▶ **DIRECTIONS**
Images must not appear in your copy; reproduce every other part of the records exactly.

Records that describe figures:
## begin

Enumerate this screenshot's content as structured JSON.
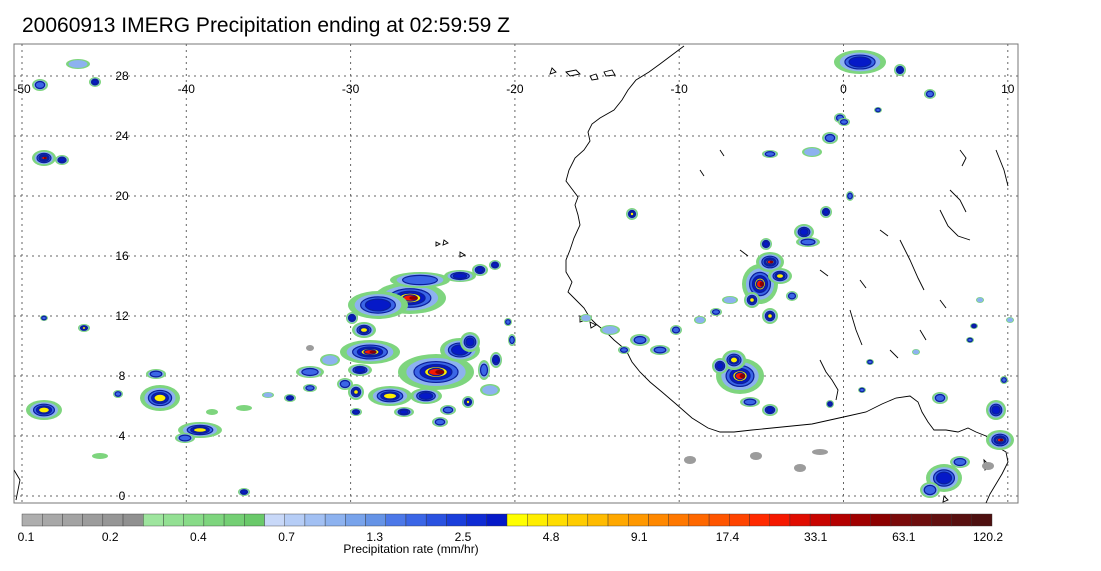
{
  "title": "20060913 IMERG Precipitation ending at 02:59:59 Z",
  "map": {
    "lon_range": [
      -50,
      10
    ],
    "lat_range": [
      -1,
      31
    ],
    "lon_ticks": [
      "-50",
      "-40",
      "-30",
      "-20",
      "-10",
      "0",
      "10"
    ],
    "lat_ticks": [
      "28",
      "24",
      "20",
      "16",
      "12",
      "8",
      "4",
      "0"
    ],
    "gridlines": true,
    "coastline_color": "#000000"
  },
  "colorbar": {
    "title": "Precipitation rate (mm/hr)",
    "labels": [
      "0.1",
      "0.2",
      "0.4",
      "0.7",
      "1.3",
      "2.5",
      "4.8",
      "9.1",
      "17.4",
      "33.1",
      "63.1",
      "120.2"
    ],
    "colors": [
      "#aeaeae",
      "#a8a8a8",
      "#a3a3a3",
      "#9c9c9c",
      "#969696",
      "#909090",
      "#9ee59e",
      "#93e093",
      "#88db88",
      "#7ed57e",
      "#74cf74",
      "#6ac96a",
      "#c8d8f8",
      "#b6cdf6",
      "#a2c0f3",
      "#8db2ef",
      "#78a3eb",
      "#6593e6",
      "#4c78e8",
      "#3b66e6",
      "#2a52e0",
      "#1a3edb",
      "#0f2bd4",
      "#0519c8",
      "#ffff00",
      "#ffee00",
      "#ffdd00",
      "#ffcc00",
      "#ffbb00",
      "#ffa800",
      "#ff9800",
      "#ff8800",
      "#ff7800",
      "#ff6800",
      "#ff5500",
      "#ff4400",
      "#ff2a00",
      "#f51800",
      "#e00c00",
      "#c80400",
      "#b40000",
      "#a00000",
      "#8c0000",
      "#7a0a0a",
      "#6e0e0e",
      "#621010",
      "#581010",
      "#4e1010"
    ]
  }
}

## end

▶ **TASK RESULT**
Enumerate this screenshot's content as structured JSON.
{
  "title": "20060913 IMERG Precipitation ending at 02:59:59 Z",
  "map": {
    "lon_range": [
      -50,
      10
    ],
    "lat_range": [
      -1,
      31
    ],
    "lon_ticks": [
      "-50",
      "-40",
      "-30",
      "-20",
      "-10",
      "0",
      "10"
    ],
    "lat_ticks": [
      "28",
      "24",
      "20",
      "16",
      "12",
      "8",
      "4",
      "0"
    ],
    "gridlines": true,
    "coastline_color": "#000000"
  },
  "colorbar": {
    "title": "Precipitation rate (mm/hr)",
    "labels": [
      "0.1",
      "0.2",
      "0.4",
      "0.7",
      "1.3",
      "2.5",
      "4.8",
      "9.1",
      "17.4",
      "33.1",
      "63.1",
      "120.2"
    ],
    "colors": [
      "#aeaeae",
      "#a8a8a8",
      "#a3a3a3",
      "#9c9c9c",
      "#969696",
      "#909090",
      "#9ee59e",
      "#93e093",
      "#88db88",
      "#7ed57e",
      "#74cf74",
      "#6ac96a",
      "#c8d8f8",
      "#b6cdf6",
      "#a2c0f3",
      "#8db2ef",
      "#78a3eb",
      "#6593e6",
      "#4c78e8",
      "#3b66e6",
      "#2a52e0",
      "#1a3edb",
      "#0f2bd4",
      "#0519c8",
      "#ffff00",
      "#ffee00",
      "#ffdd00",
      "#ffcc00",
      "#ffbb00",
      "#ffa800",
      "#ff9800",
      "#ff8800",
      "#ff7800",
      "#ff6800",
      "#ff5500",
      "#ff4400",
      "#ff2a00",
      "#f51800",
      "#e00c00",
      "#c80400",
      "#b40000",
      "#a00000",
      "#8c0000",
      "#7a0a0a",
      "#6e0e0e",
      "#621010",
      "#581010",
      "#4e1010"
    ]
  }
}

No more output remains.